### WHAT YOU WILL DO
Keep the wording of each record exactly the same when you repeat it, and leave out pictures.
START RECORDS FOR THE TASK
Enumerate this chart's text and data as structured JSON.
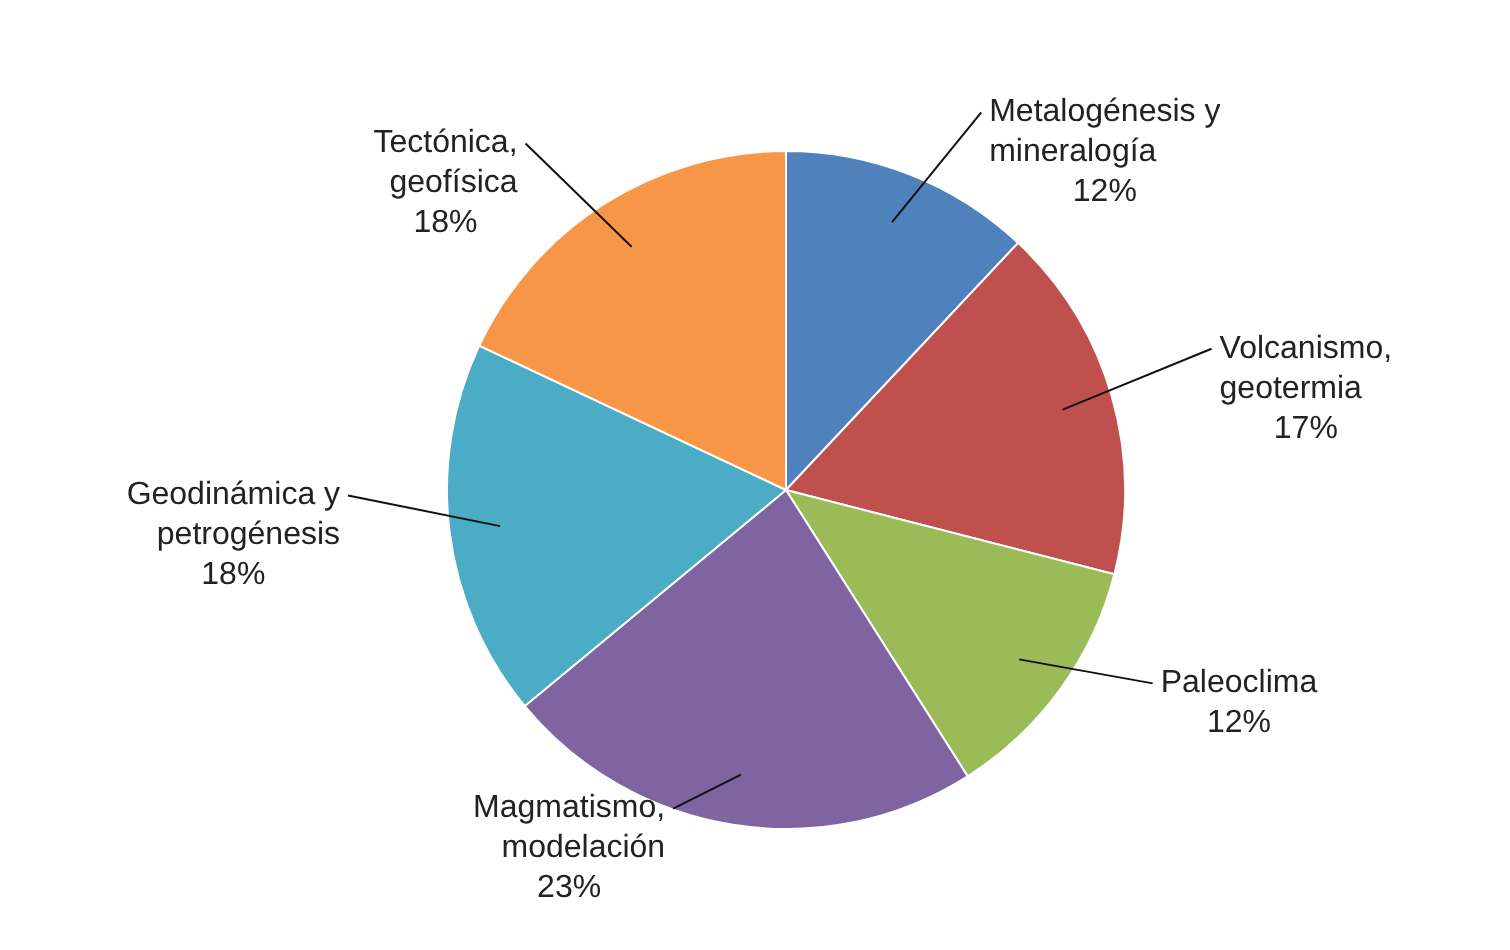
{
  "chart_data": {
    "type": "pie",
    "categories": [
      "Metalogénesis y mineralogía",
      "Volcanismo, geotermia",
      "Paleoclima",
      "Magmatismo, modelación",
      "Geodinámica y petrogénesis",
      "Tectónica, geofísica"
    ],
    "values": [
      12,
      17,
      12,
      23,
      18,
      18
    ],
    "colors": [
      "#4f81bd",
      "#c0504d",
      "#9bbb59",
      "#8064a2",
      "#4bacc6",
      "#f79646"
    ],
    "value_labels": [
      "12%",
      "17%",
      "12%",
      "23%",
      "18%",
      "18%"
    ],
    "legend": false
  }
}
END RECORDS FOR THE TASK
### ANSWER FOR THE TASK
Enumerate this chart's text and data as structured JSON.
{
  "chart_data": {
    "type": "pie",
    "categories": [
      "Metalogénesis y mineralogía",
      "Volcanismo, geotermia",
      "Paleoclima",
      "Magmatismo, modelación",
      "Geodinámica y petrogénesis",
      "Tectónica, geofísica"
    ],
    "values": [
      12,
      17,
      12,
      23,
      18,
      18
    ],
    "colors": [
      "#4f81bd",
      "#c0504d",
      "#9bbb59",
      "#8064a2",
      "#4bacc6",
      "#f79646"
    ],
    "value_labels": [
      "12%",
      "17%",
      "12%",
      "23%",
      "18%",
      "18%"
    ],
    "legend": false
  }
}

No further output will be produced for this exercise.